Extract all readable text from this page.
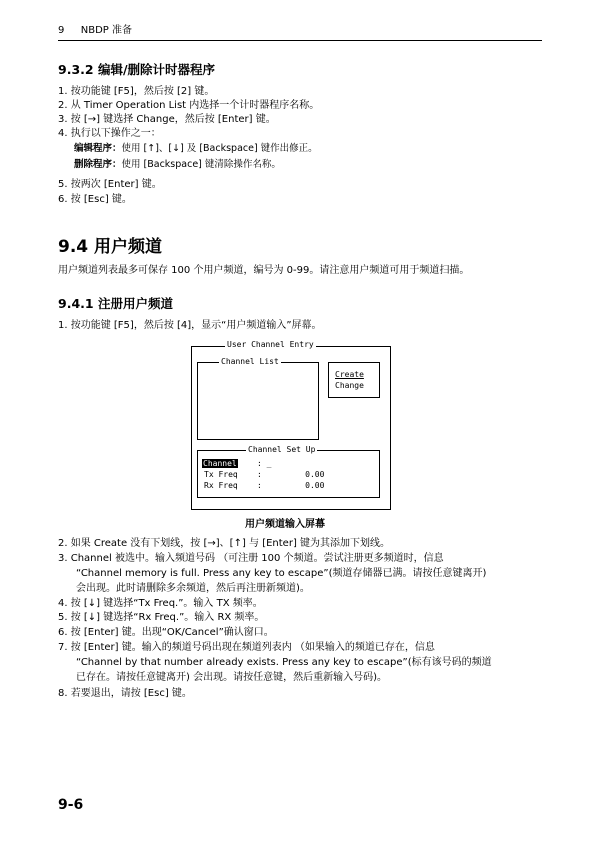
9 NBDP 准备
9.3.2 编辑/删除计时器程序
1. 按功能键 [F5]，然后按 [2] 键。
2. 从 Timer Operation List 内选择一个计时器程序名称。
3. 按 [→] 键选择 Change，然后按 [Enter] 键。
4. 执行以下操作之一：
编辑程序：使用 [↑]、[↓] 及 [Backspace] 键作出修正。
删除程序：使用 [Backspace] 键清除操作名称。
5. 按两次 [Enter] 键。
6. 按 [Esc] 键。
9.4 用户频道
用户频道列表最多可保存 100 个用户频道，编号为 0-99。请注意用户频道可用于频道扫描。
9.4.1 注册用户频道
1. 按功能键 [F5]，然后按 [4]，显示“用户频道输入”屏幕。
User Channel Entry
Channel List
Create
Change
Channel Set Up
Channel	: _
Tx Freq :         0.00
Rx Freq :         0.00
用户频道输入屏幕
2. 如果 Create 没有下划线，按 [→]、[↑] 与 [Enter] 键为其添加下划线。
3. Channel 被选中。输入频道号码 （可注册 100 个频道。尝试注册更多频道时，信息
“Channel memory is full. Press any key to escape”(频道存储器已满。请按任意键离开)
会出现。此时请删除多余频道，然后再注册新频道)。
4. 按 [↓] 键选择“Tx Freq.”。输入 TX 频率。
5. 按 [↓] 键选择“Rx Freq.”。输入 RX 频率。
6. 按 [Enter] 键。出现“OK/Cancel”确认窗口。
7. 按 [Enter] 键。输入的频道号码出现在频道列表内 （如果输入的频道已存在，信息
“Channel by that number already exists. Press any key to escape”(标有该号码的频道
已存在。请按任意键离开) 会出现。请按任意键，然后重新输入号码)。
8. 若要退出，请按 [Esc] 键。
9-6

■ ■ ■

## Work instructions
Copy all lines from the material that hold "Channel".

## Final answer
User Channel Entry
Channel List
Channel Set Up
Channel	: _
3. Channel 被选中。输入频道号码 （可注册 100 个频道。尝试注册更多频道时，信息
“Channel memory is full. Press any key to escape”(频道存储器已满。请按任意键离开)
“Channel by that number already exists. Press any key to escape”(标有该号码的频道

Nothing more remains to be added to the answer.